SET PROBLEM 1:
Duplicate the part of the Impala overview that opens with the words containing "Impala Overview" and closes with "with SQL-on-Hadoop technologies.".
SET PROBLEM 2:
According to the Impala overview, in which directory of the CVM instance for the EMR cluster is Impala installed?

TEXT TO READ:
Tencent Cloud

Recent Pages

Impala Overview

Last updated: 2023-02-23 14:17:19

Apache Impala provides high-performance and low-latency SQL queries on data stored in Apache Hadoop file formats. Its fast response to queries enables interactive exploration and fine-tuning of analytical queries rather than long batch jobs traditionally associated with SQL-on-Hadoop technologies.

Impala differs from Hive in that Hive uses the MapReduce engine for execution and involves batch processing, while Impala streams intermediate results over the internet instead of writing them to the disk, which greatly reduces the I/O overheads of nodes.

Impala integrates with Apache Hive database to share databases and tables between both components. The high level of integration with Hive and compatibility with the HiveQL syntax enable you to use either Impala or Hive to create tables, initiate queries, load data, and do more.

Prerequisites

Confirm that you have activated Tencent Cloud and created an EMR cluster. When creating the EMR cluster, select the Impala component on the software configuration page.
Impala is installed in the /data/Impala directory of the CVM instance for the EMR cluster.

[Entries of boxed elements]

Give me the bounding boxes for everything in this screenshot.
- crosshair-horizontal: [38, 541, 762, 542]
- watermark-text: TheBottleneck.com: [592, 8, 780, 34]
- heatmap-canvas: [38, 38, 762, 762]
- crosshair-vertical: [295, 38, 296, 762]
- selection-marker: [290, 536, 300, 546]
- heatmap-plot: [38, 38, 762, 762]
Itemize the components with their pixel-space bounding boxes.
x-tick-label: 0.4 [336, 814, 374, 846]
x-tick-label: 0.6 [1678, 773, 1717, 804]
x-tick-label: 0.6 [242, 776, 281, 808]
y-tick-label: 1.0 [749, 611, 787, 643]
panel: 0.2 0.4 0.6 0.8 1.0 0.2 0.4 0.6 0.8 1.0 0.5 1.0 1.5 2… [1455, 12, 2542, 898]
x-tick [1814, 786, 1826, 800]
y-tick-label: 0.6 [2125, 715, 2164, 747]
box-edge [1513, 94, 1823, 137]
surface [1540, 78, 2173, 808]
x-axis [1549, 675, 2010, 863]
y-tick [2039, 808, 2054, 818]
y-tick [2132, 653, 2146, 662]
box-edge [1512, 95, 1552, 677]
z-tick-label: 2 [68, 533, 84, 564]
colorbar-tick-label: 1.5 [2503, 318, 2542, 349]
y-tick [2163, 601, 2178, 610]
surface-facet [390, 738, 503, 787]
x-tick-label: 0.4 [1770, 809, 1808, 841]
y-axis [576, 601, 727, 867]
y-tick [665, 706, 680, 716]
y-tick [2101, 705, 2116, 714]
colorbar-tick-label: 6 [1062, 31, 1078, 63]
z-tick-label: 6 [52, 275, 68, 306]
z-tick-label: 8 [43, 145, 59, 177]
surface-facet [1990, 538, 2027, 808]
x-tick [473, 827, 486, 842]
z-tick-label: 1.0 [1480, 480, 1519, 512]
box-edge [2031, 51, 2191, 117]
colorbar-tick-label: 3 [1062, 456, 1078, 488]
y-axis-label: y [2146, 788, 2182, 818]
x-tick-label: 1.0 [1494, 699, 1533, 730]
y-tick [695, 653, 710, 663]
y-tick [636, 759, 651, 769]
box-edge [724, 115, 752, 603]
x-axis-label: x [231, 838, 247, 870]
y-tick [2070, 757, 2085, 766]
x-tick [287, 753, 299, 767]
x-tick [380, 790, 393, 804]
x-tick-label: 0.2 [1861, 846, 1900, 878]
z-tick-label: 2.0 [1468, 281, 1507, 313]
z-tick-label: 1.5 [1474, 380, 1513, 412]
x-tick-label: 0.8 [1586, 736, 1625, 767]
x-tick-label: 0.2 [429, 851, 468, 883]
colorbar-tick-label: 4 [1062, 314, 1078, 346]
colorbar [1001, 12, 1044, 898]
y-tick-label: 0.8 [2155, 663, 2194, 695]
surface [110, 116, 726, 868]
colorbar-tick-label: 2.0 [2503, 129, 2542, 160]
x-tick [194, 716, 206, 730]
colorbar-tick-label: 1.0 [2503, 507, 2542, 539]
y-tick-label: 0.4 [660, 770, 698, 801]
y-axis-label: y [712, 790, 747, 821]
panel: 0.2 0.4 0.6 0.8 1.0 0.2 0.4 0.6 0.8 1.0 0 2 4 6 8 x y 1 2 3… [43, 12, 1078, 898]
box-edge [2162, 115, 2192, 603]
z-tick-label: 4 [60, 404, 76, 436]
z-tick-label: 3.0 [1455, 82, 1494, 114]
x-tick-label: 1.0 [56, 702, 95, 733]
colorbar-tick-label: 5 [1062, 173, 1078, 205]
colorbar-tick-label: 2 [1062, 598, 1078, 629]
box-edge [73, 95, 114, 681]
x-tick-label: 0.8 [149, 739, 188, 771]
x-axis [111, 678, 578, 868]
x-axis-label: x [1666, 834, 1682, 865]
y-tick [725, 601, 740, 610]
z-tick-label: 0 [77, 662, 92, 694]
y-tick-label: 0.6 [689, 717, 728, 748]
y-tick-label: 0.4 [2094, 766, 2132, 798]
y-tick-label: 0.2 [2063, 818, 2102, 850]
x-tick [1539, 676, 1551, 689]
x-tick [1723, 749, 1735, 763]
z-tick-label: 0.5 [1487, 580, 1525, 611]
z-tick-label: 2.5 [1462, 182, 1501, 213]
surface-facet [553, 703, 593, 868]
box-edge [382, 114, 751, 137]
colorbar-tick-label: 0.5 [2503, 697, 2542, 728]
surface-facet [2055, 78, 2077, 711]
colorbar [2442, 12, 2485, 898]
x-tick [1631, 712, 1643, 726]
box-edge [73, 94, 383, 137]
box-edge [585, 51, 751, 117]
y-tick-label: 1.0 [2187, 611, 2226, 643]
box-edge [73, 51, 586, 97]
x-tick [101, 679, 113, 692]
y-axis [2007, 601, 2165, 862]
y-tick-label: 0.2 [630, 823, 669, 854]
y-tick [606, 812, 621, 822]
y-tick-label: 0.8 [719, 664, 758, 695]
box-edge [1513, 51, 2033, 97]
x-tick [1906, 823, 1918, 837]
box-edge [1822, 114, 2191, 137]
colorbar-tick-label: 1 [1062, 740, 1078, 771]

TASK RESPONSE 1:
Impala Overview

Last updated: 2023-02-23 14:17:19

Apache Impala provides high-performance and low-latency SQL queries on data stored in Apache Hadoop file formats. Its fast response to queries enables interactive exploration and fine-tuning of analytical queries rather than long batch jobs traditionally associated with SQL-on-Hadoop technologies.

TASK RESPONSE 2:
/data/Impala